- _Material provided_:
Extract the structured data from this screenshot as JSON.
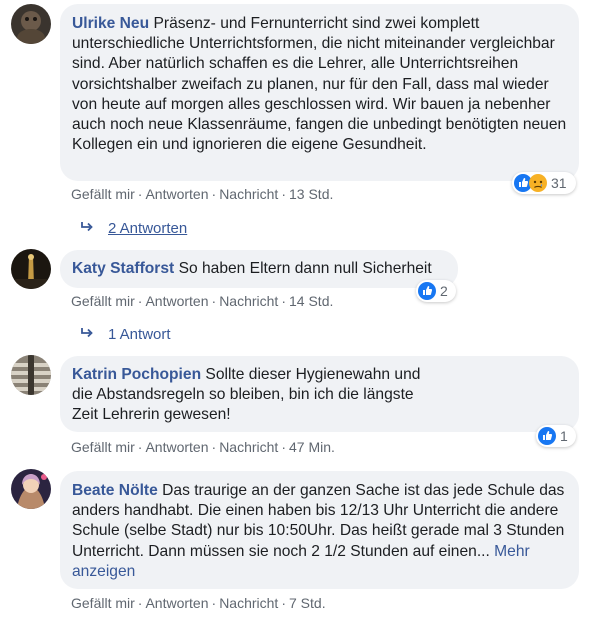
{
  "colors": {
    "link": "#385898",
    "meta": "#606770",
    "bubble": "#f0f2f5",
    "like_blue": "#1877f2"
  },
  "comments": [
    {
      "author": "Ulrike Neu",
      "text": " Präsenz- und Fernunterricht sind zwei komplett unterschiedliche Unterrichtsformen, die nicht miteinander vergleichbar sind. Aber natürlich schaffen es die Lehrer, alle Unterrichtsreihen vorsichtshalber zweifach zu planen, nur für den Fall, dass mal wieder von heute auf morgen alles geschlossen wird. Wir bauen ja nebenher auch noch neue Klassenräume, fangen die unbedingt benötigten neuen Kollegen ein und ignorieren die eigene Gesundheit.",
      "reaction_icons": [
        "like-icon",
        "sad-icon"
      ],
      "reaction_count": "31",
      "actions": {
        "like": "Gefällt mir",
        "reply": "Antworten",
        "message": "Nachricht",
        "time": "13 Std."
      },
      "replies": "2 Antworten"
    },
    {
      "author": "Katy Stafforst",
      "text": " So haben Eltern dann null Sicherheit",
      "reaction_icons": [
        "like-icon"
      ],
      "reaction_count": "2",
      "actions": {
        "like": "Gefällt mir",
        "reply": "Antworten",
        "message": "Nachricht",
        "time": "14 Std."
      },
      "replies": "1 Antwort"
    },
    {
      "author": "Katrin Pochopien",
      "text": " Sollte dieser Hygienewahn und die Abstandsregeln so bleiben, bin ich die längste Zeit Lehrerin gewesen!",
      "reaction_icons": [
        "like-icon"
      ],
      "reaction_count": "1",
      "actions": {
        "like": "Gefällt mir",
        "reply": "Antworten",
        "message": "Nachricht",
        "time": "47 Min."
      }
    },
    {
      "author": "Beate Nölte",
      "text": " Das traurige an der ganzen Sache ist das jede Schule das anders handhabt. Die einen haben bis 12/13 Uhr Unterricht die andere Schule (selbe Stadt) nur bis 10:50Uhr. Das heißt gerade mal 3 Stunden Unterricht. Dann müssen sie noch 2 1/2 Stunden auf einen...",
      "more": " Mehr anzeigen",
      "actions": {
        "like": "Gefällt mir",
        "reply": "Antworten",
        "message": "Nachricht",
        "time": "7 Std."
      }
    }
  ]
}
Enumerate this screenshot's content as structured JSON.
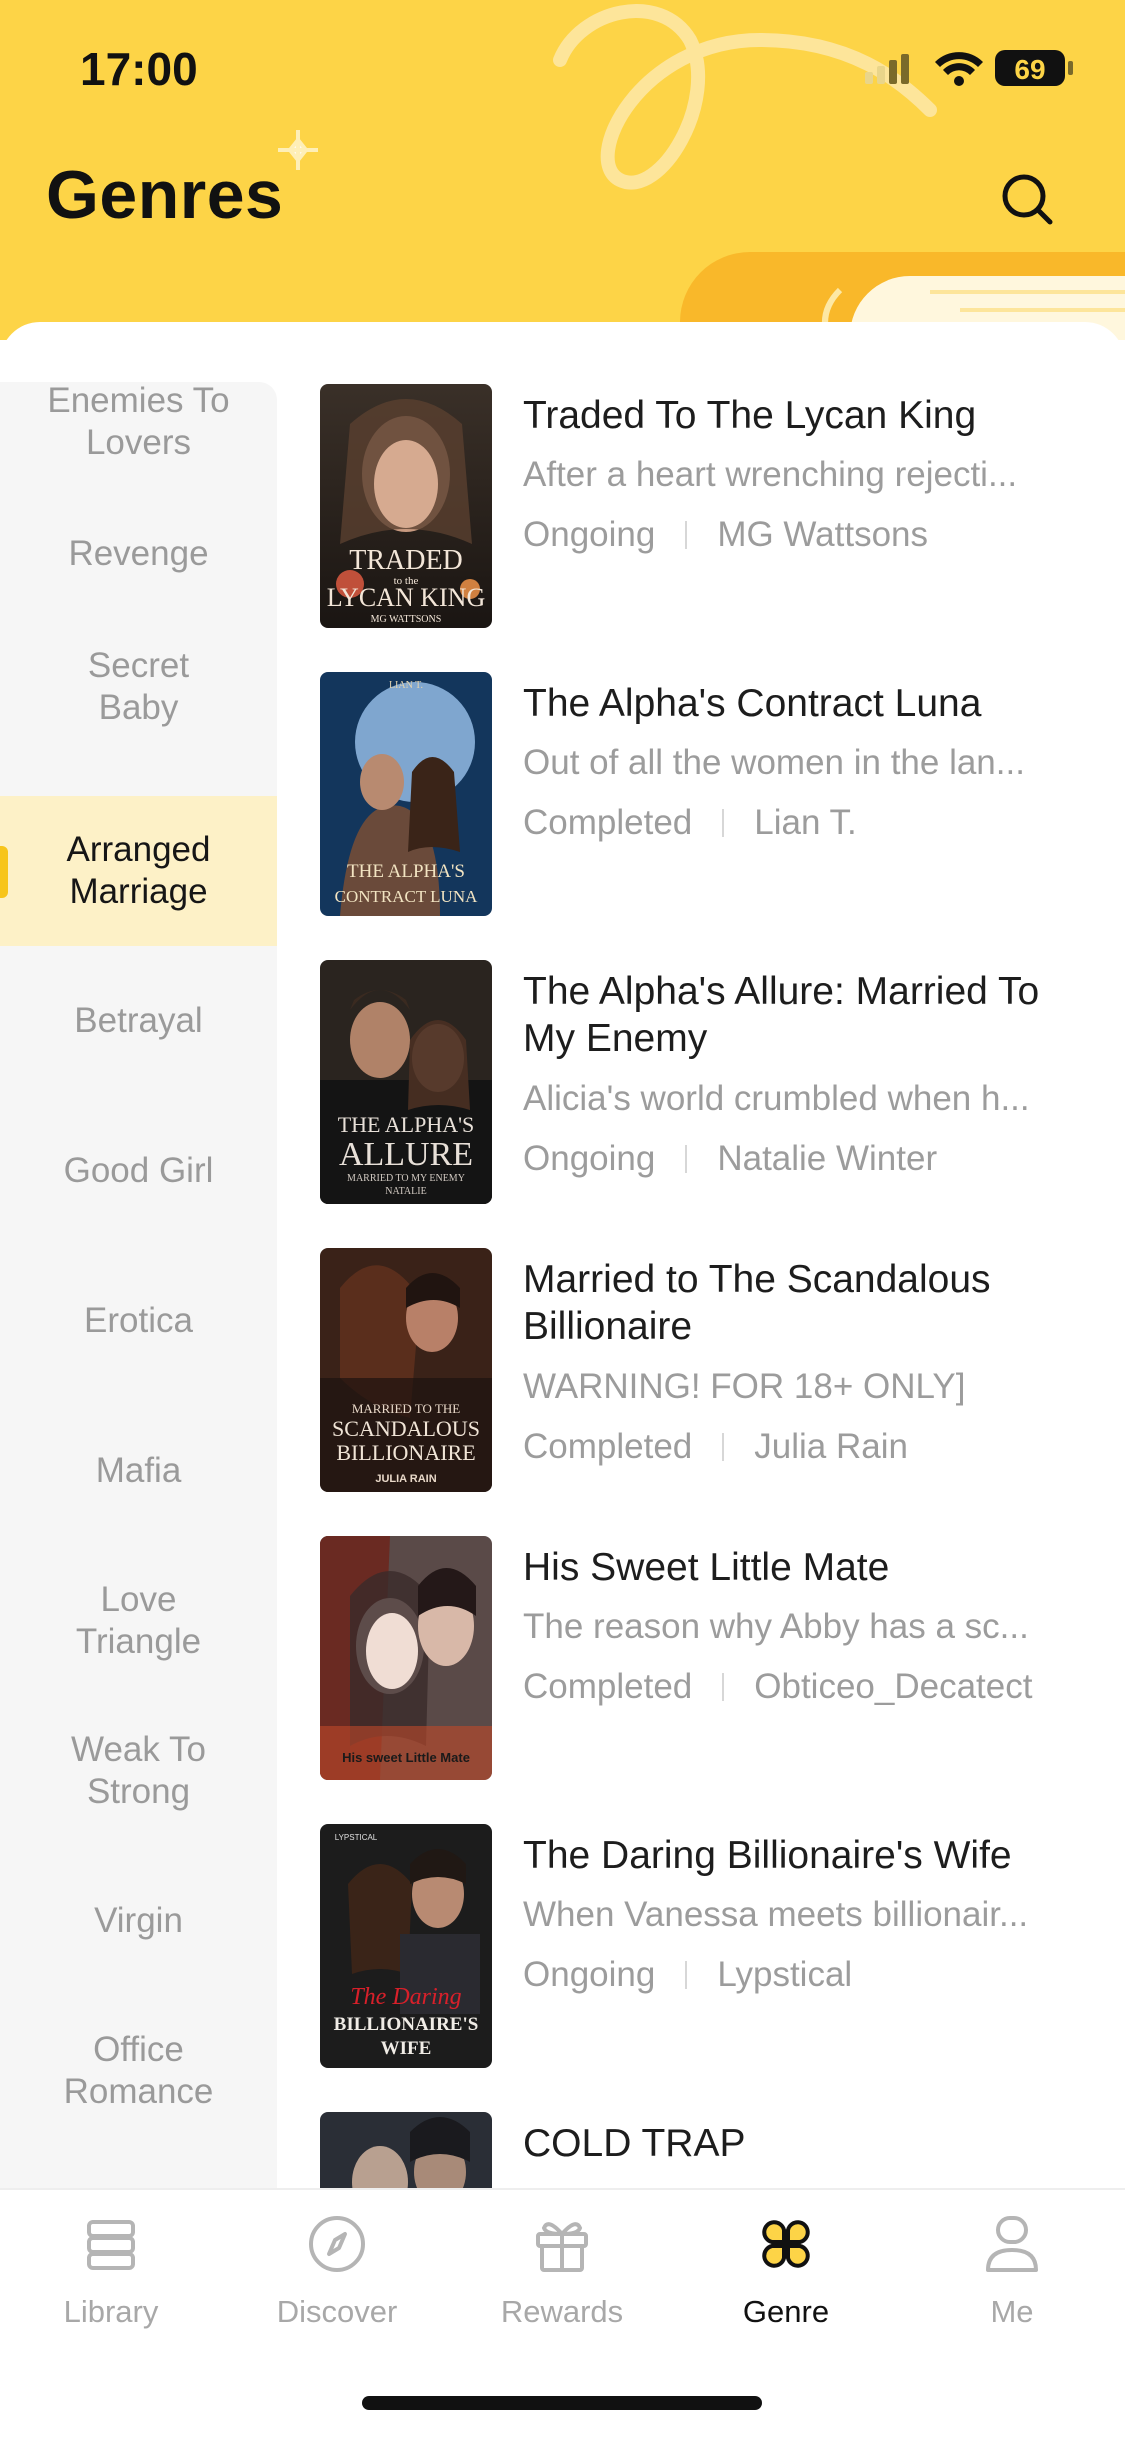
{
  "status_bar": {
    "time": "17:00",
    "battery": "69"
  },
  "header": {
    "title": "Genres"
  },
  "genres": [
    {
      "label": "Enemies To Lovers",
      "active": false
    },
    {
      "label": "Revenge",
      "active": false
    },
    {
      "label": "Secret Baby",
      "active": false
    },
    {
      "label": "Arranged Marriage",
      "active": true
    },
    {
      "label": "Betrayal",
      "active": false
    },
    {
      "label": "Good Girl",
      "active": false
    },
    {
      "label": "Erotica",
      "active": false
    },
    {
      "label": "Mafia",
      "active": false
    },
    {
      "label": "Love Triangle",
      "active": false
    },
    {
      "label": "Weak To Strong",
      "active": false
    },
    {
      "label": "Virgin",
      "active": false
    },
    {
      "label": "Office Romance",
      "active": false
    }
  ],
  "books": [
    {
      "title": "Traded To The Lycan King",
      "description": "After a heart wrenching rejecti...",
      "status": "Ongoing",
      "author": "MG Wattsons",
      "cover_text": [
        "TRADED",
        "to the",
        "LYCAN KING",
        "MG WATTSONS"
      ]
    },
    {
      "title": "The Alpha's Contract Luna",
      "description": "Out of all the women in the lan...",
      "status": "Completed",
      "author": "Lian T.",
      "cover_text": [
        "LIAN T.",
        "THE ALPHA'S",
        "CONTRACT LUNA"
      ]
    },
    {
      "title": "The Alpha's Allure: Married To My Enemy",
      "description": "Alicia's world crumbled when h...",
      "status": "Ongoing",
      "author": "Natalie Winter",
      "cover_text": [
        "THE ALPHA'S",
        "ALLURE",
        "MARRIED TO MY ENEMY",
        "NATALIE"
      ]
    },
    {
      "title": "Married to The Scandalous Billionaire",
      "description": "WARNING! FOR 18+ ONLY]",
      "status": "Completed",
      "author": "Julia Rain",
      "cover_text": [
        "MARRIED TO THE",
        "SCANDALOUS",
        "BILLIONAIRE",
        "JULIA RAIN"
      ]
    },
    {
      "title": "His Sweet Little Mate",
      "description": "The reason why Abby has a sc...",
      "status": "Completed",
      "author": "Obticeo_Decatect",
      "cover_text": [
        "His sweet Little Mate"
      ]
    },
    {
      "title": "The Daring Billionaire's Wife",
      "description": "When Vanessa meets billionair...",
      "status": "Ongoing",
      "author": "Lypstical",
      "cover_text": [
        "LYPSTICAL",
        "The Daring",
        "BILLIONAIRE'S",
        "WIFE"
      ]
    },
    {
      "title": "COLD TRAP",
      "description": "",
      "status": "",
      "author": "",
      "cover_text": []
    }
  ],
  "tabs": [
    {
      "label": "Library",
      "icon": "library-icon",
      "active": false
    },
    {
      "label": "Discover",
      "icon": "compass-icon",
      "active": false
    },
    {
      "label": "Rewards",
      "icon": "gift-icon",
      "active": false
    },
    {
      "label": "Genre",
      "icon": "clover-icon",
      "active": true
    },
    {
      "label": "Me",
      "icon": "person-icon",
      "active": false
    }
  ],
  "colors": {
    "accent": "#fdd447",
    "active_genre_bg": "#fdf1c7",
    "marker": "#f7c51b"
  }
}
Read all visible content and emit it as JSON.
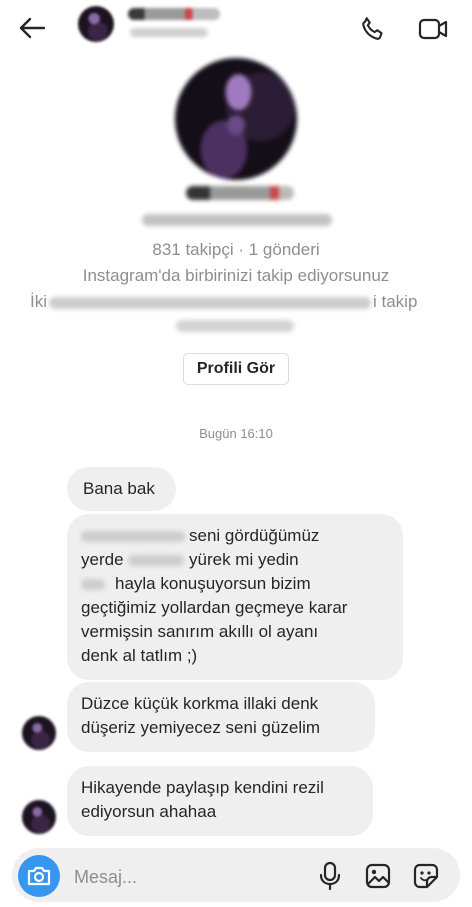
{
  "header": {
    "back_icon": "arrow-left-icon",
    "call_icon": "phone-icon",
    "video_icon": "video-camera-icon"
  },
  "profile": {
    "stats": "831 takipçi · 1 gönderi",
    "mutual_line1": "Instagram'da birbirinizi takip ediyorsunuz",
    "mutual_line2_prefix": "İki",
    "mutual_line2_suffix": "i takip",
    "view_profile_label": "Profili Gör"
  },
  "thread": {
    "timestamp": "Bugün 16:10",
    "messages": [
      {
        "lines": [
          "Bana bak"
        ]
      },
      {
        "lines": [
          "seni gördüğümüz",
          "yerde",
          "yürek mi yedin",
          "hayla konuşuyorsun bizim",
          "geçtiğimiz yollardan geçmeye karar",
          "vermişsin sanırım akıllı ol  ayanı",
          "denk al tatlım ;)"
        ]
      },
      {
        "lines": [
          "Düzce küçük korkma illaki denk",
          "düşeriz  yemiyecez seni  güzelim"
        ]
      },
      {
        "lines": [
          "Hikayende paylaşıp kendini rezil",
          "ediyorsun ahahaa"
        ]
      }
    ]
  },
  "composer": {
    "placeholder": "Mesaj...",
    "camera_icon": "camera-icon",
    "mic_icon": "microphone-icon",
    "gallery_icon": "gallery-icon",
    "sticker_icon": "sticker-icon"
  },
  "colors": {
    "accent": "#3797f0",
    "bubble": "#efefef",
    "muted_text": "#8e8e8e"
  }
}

- _Given exercise_:
Using the listing above, show each line holding the string "structured".

- _Response below_:
Extract the structured data from this screenshot as JSON.
Enumerate this screenshot's content as structured JSON.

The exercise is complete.